Prompt -
All lines featuring the string "title" are to be listed.

Dataset records:
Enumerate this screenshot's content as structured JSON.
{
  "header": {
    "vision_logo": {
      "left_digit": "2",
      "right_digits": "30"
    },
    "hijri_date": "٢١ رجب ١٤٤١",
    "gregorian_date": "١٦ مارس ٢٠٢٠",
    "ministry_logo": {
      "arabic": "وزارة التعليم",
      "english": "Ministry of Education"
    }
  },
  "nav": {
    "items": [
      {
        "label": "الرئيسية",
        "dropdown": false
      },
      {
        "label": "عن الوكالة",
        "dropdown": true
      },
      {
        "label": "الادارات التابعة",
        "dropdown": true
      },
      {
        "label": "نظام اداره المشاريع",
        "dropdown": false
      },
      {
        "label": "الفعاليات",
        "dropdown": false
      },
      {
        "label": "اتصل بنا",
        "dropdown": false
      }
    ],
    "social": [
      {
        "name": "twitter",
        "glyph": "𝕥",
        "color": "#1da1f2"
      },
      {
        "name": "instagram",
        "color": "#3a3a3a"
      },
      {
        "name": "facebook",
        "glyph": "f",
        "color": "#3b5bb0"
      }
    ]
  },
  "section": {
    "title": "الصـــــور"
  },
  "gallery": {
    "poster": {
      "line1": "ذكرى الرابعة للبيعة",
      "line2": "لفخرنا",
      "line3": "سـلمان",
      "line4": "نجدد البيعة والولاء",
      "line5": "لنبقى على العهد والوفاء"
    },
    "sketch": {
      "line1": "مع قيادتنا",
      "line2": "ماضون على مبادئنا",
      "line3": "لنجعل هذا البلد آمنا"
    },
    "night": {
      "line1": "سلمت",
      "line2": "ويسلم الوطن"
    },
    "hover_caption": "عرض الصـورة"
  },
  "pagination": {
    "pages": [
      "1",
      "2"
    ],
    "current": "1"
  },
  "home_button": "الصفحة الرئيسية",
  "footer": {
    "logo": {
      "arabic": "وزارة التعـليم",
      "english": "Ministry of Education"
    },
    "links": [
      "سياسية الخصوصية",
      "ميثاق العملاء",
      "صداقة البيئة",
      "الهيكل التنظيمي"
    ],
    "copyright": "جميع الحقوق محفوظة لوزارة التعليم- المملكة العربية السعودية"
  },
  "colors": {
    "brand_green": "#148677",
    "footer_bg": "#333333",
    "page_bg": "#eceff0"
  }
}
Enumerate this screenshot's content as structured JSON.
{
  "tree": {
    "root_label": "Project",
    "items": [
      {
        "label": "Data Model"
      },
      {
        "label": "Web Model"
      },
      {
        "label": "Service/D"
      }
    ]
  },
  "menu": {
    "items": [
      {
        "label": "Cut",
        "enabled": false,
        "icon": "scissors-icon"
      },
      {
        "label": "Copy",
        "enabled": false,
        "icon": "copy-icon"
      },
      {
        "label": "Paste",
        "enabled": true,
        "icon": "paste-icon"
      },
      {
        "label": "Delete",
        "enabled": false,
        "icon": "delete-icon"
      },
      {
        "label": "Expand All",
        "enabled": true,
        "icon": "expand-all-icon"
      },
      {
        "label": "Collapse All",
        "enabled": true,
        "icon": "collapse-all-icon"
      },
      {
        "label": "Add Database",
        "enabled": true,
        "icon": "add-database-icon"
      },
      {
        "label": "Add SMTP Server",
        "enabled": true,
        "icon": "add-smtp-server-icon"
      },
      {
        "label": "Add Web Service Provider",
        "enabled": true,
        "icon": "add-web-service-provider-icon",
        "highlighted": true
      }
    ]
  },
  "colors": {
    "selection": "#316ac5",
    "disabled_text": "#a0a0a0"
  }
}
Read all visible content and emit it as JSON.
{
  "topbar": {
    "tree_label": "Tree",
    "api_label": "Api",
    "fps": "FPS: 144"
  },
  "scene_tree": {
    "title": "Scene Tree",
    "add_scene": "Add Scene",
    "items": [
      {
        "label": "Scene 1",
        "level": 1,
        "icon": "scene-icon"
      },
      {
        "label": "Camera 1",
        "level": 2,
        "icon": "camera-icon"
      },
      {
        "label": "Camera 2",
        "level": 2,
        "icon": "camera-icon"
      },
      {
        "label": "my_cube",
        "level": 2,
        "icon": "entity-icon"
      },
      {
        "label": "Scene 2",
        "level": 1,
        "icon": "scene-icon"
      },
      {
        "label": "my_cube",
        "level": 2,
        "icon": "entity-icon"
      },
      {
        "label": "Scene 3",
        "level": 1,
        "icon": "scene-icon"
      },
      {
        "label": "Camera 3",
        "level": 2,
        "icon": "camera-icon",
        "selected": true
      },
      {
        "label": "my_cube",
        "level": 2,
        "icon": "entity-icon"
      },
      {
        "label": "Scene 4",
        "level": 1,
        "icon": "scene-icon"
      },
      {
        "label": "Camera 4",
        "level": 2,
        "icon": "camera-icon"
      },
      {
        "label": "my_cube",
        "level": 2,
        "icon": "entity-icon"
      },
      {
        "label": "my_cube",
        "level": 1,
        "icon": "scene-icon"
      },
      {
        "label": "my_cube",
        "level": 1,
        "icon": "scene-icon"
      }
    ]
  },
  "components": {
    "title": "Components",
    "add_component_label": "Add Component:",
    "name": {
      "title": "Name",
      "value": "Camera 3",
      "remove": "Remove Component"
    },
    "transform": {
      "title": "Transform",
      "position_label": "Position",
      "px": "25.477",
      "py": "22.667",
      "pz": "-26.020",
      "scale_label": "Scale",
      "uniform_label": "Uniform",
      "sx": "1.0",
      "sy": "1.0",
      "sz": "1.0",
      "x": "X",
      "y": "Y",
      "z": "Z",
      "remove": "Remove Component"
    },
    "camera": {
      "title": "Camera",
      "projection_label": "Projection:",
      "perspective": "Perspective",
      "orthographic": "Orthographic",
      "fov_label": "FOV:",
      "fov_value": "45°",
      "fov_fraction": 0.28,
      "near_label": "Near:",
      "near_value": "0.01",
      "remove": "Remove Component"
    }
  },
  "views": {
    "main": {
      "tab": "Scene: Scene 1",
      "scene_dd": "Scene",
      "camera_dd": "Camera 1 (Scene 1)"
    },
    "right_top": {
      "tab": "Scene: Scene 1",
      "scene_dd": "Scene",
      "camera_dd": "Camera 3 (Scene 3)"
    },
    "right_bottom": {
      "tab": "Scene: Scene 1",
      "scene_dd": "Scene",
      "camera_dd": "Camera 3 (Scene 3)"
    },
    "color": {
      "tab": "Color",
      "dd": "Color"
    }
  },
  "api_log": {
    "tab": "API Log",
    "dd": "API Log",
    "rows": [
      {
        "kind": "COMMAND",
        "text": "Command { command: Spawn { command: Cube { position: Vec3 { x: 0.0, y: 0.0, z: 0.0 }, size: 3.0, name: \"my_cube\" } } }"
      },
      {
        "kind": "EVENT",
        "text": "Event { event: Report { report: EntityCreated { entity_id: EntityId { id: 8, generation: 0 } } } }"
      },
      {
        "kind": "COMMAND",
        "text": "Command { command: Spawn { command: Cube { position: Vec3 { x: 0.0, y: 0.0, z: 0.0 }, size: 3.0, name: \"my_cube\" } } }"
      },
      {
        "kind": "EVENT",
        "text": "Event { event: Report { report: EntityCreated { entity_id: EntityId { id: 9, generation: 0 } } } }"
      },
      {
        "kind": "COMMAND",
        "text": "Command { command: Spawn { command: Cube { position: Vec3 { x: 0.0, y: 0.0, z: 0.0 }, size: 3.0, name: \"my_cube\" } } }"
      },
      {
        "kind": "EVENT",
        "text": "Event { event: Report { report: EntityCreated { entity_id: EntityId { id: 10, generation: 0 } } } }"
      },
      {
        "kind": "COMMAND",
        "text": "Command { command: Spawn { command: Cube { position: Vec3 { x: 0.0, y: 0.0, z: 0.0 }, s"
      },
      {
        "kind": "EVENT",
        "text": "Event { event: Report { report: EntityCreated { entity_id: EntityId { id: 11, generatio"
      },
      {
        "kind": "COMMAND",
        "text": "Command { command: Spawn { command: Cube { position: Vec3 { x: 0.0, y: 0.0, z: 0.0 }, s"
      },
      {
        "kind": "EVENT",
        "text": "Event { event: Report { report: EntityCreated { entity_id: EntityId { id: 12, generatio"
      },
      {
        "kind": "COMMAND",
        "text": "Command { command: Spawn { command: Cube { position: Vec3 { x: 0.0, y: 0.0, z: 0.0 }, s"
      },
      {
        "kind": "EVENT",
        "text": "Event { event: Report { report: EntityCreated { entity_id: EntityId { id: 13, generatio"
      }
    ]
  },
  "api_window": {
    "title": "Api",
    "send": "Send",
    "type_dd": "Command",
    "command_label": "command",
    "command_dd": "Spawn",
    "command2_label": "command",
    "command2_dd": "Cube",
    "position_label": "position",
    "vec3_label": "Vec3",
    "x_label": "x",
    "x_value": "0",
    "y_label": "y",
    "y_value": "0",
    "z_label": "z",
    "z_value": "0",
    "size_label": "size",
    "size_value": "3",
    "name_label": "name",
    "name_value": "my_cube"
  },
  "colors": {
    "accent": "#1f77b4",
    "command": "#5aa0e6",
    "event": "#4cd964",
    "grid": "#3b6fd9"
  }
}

Complete output -
    "title": "الصـــــور"
    "title": "Scene Tree",
    "title": "Components",
      "title": "Name",
      "title": "Transform",
      "title": "Camera",
    "title": "Api",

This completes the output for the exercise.